→ **Material for the task**:
_ _ _ _ _ _ _
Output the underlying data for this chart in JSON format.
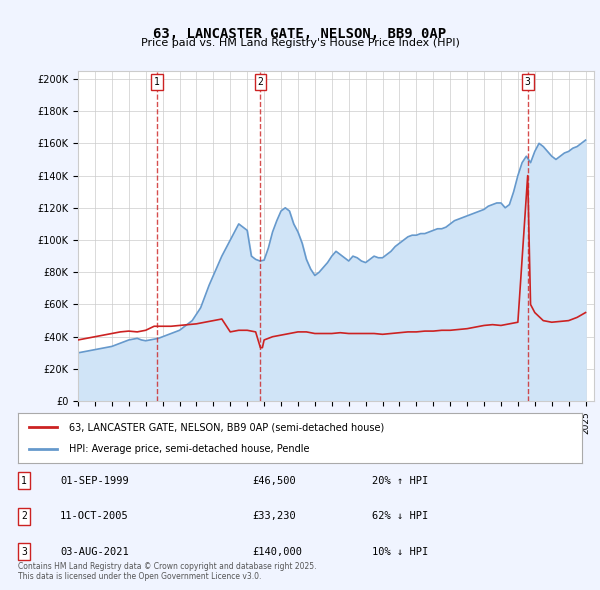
{
  "title": "63, LANCASTER GATE, NELSON, BB9 0AP",
  "subtitle": "Price paid vs. HM Land Registry's House Price Index (HPI)",
  "ylabel_vals": [
    0,
    20000,
    40000,
    60000,
    80000,
    100000,
    120000,
    140000,
    160000,
    180000,
    200000
  ],
  "ylim": [
    0,
    205000
  ],
  "xlim_start": 1995.0,
  "xlim_end": 2025.5,
  "background_color": "#f0f4ff",
  "plot_bg_color": "#ffffff",
  "grid_color": "#cccccc",
  "hpi_line_color": "#6699cc",
  "hpi_fill_color": "#d0e4f7",
  "price_line_color": "#cc2222",
  "dashed_line_color": "#cc2222",
  "sale_points": [
    {
      "year": 1999.67,
      "price": 46500,
      "label": "1"
    },
    {
      "year": 2005.78,
      "price": 33230,
      "label": "2"
    },
    {
      "year": 2021.58,
      "price": 140000,
      "label": "3"
    }
  ],
  "legend_property_label": "63, LANCASTER GATE, NELSON, BB9 0AP (semi-detached house)",
  "legend_hpi_label": "HPI: Average price, semi-detached house, Pendle",
  "annotation_rows": [
    {
      "num": "1",
      "date": "01-SEP-1999",
      "price": "£46,500",
      "change": "20% ↑ HPI"
    },
    {
      "num": "2",
      "date": "11-OCT-2005",
      "price": "£33,230",
      "change": "62% ↓ HPI"
    },
    {
      "num": "3",
      "date": "03-AUG-2021",
      "price": "£140,000",
      "change": "10% ↓ HPI"
    }
  ],
  "footer": "Contains HM Land Registry data © Crown copyright and database right 2025.\nThis data is licensed under the Open Government Licence v3.0.",
  "hpi_data_x": [
    1995.0,
    1995.25,
    1995.5,
    1995.75,
    1996.0,
    1996.25,
    1996.5,
    1996.75,
    1997.0,
    1997.25,
    1997.5,
    1997.75,
    1998.0,
    1998.25,
    1998.5,
    1998.75,
    1999.0,
    1999.25,
    1999.5,
    1999.75,
    2000.0,
    2000.25,
    2000.5,
    2000.75,
    2001.0,
    2001.25,
    2001.5,
    2001.75,
    2002.0,
    2002.25,
    2002.5,
    2002.75,
    2003.0,
    2003.25,
    2003.5,
    2003.75,
    2004.0,
    2004.25,
    2004.5,
    2004.75,
    2005.0,
    2005.25,
    2005.5,
    2005.75,
    2006.0,
    2006.25,
    2006.5,
    2006.75,
    2007.0,
    2007.25,
    2007.5,
    2007.75,
    2008.0,
    2008.25,
    2008.5,
    2008.75,
    2009.0,
    2009.25,
    2009.5,
    2009.75,
    2010.0,
    2010.25,
    2010.5,
    2010.75,
    2011.0,
    2011.25,
    2011.5,
    2011.75,
    2012.0,
    2012.25,
    2012.5,
    2012.75,
    2013.0,
    2013.25,
    2013.5,
    2013.75,
    2014.0,
    2014.25,
    2014.5,
    2014.75,
    2015.0,
    2015.25,
    2015.5,
    2015.75,
    2016.0,
    2016.25,
    2016.5,
    2016.75,
    2017.0,
    2017.25,
    2017.5,
    2017.75,
    2018.0,
    2018.25,
    2018.5,
    2018.75,
    2019.0,
    2019.25,
    2019.5,
    2019.75,
    2020.0,
    2020.25,
    2020.5,
    2020.75,
    2021.0,
    2021.25,
    2021.5,
    2021.75,
    2022.0,
    2022.25,
    2022.5,
    2022.75,
    2023.0,
    2023.25,
    2023.5,
    2023.75,
    2024.0,
    2024.25,
    2024.5,
    2024.75,
    2025.0
  ],
  "hpi_data_y": [
    30000,
    30500,
    31000,
    31500,
    32000,
    32500,
    33000,
    33500,
    34000,
    35000,
    36000,
    37000,
    38000,
    38500,
    39000,
    38000,
    37500,
    38000,
    38500,
    39000,
    40000,
    41000,
    42000,
    43000,
    44000,
    46000,
    48000,
    50000,
    54000,
    58000,
    65000,
    72000,
    78000,
    84000,
    90000,
    95000,
    100000,
    105000,
    110000,
    108000,
    106000,
    90000,
    88000,
    87000,
    87500,
    95000,
    105000,
    112000,
    118000,
    120000,
    118000,
    110000,
    105000,
    98000,
    88000,
    82000,
    78000,
    80000,
    83000,
    86000,
    90000,
    93000,
    91000,
    89000,
    87000,
    90000,
    89000,
    87000,
    86000,
    88000,
    90000,
    89000,
    89000,
    91000,
    93000,
    96000,
    98000,
    100000,
    102000,
    103000,
    103000,
    104000,
    104000,
    105000,
    106000,
    107000,
    107000,
    108000,
    110000,
    112000,
    113000,
    114000,
    115000,
    116000,
    117000,
    118000,
    119000,
    121000,
    122000,
    123000,
    123000,
    120000,
    122000,
    130000,
    140000,
    148000,
    152000,
    148000,
    155000,
    160000,
    158000,
    155000,
    152000,
    150000,
    152000,
    154000,
    155000,
    157000,
    158000,
    160000,
    162000
  ],
  "price_data_x": [
    1995.0,
    1995.5,
    1996.0,
    1996.5,
    1997.0,
    1997.5,
    1998.0,
    1998.5,
    1999.0,
    1999.5,
    2000.0,
    2000.5,
    2001.0,
    2001.5,
    2002.0,
    2002.5,
    2003.0,
    2003.5,
    2004.0,
    2004.5,
    2005.0,
    2005.5,
    2005.78,
    2005.9,
    2006.0,
    2006.5,
    2007.0,
    2007.5,
    2008.0,
    2008.5,
    2009.0,
    2009.5,
    2010.0,
    2010.5,
    2011.0,
    2011.5,
    2012.0,
    2012.5,
    2013.0,
    2013.5,
    2014.0,
    2014.5,
    2015.0,
    2015.5,
    2016.0,
    2016.5,
    2017.0,
    2017.5,
    2018.0,
    2018.5,
    2019.0,
    2019.5,
    2020.0,
    2020.5,
    2021.0,
    2021.58,
    2021.75,
    2022.0,
    2022.5,
    2023.0,
    2023.5,
    2024.0,
    2024.5,
    2025.0
  ],
  "price_data_y": [
    38000,
    39000,
    40000,
    41000,
    42000,
    43000,
    43500,
    43000,
    44000,
    46500,
    46500,
    46500,
    47000,
    47500,
    48000,
    49000,
    50000,
    51000,
    43000,
    44000,
    44000,
    43000,
    33230,
    33230,
    38000,
    40000,
    41000,
    42000,
    43000,
    43000,
    42000,
    42000,
    42000,
    42500,
    42000,
    42000,
    42000,
    42000,
    41500,
    42000,
    42500,
    43000,
    43000,
    43500,
    43500,
    44000,
    44000,
    44500,
    45000,
    46000,
    47000,
    47500,
    47000,
    48000,
    49000,
    140000,
    60000,
    55000,
    50000,
    49000,
    49500,
    50000,
    52000,
    55000
  ]
}
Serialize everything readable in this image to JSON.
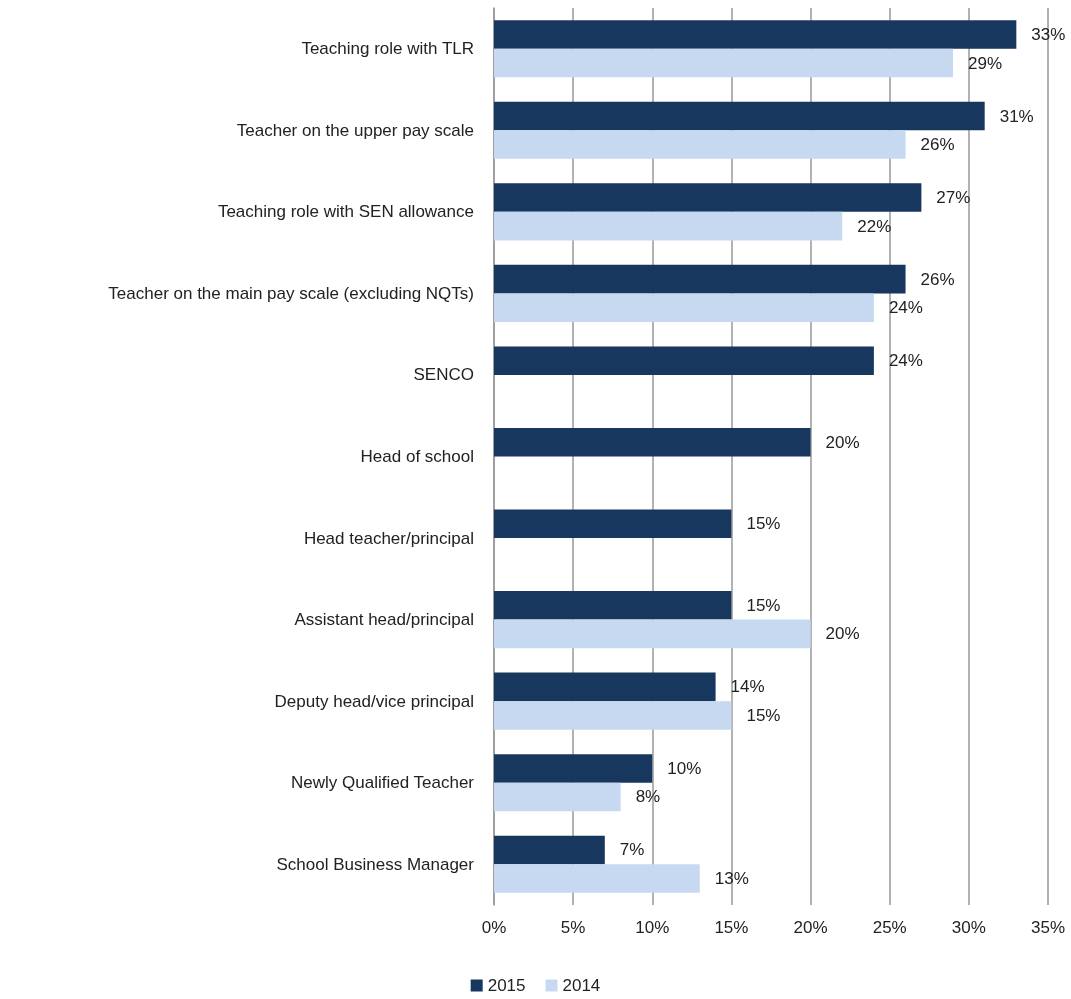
{
  "chart_data": {
    "type": "bar",
    "orientation": "horizontal",
    "categories": [
      "Teaching role with TLR",
      "Teacher on the upper pay scale",
      "Teaching role with SEN allowance",
      "Teacher on the main pay scale (excluding NQTs)",
      "SENCO",
      "Head of school",
      "Head teacher/principal",
      "Assistant head/principal",
      "Deputy head/vice principal",
      "Newly Qualified Teacher",
      "School Business Manager"
    ],
    "series": [
      {
        "name": "2015",
        "color": "#17375e",
        "values": [
          33,
          31,
          27,
          26,
          24,
          20,
          15,
          15,
          14,
          10,
          7
        ],
        "value_labels": [
          "33%",
          "31%",
          "27%",
          "26%",
          "24%",
          "20%",
          "15%",
          "15%",
          "14%",
          "10%",
          "7%"
        ]
      },
      {
        "name": "2014",
        "color": "#c6d9f1",
        "values": [
          29,
          26,
          22,
          24,
          null,
          null,
          null,
          20,
          15,
          8,
          13
        ],
        "value_labels": [
          "29%",
          "26%",
          "22%",
          "24%",
          null,
          null,
          null,
          "20%",
          "15%",
          "8%",
          "13%"
        ]
      }
    ],
    "xlim": [
      0,
      35
    ],
    "xticks": [
      {
        "value": 0,
        "label": "0%"
      },
      {
        "value": 5,
        "label": "5%"
      },
      {
        "value": 10,
        "label": "10%"
      },
      {
        "value": 15,
        "label": "15%"
      },
      {
        "value": 20,
        "label": "20%"
      },
      {
        "value": 25,
        "label": "25%"
      },
      {
        "value": 30,
        "label": "30%"
      },
      {
        "value": 35,
        "label": "35%"
      }
    ],
    "grid": "x",
    "legend": "bottom"
  }
}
_ _ _ _ _ _ _
→ **Exercise directions**:
State how many lines of the listing include "change", and nothing more.

→ **Expected output**:
3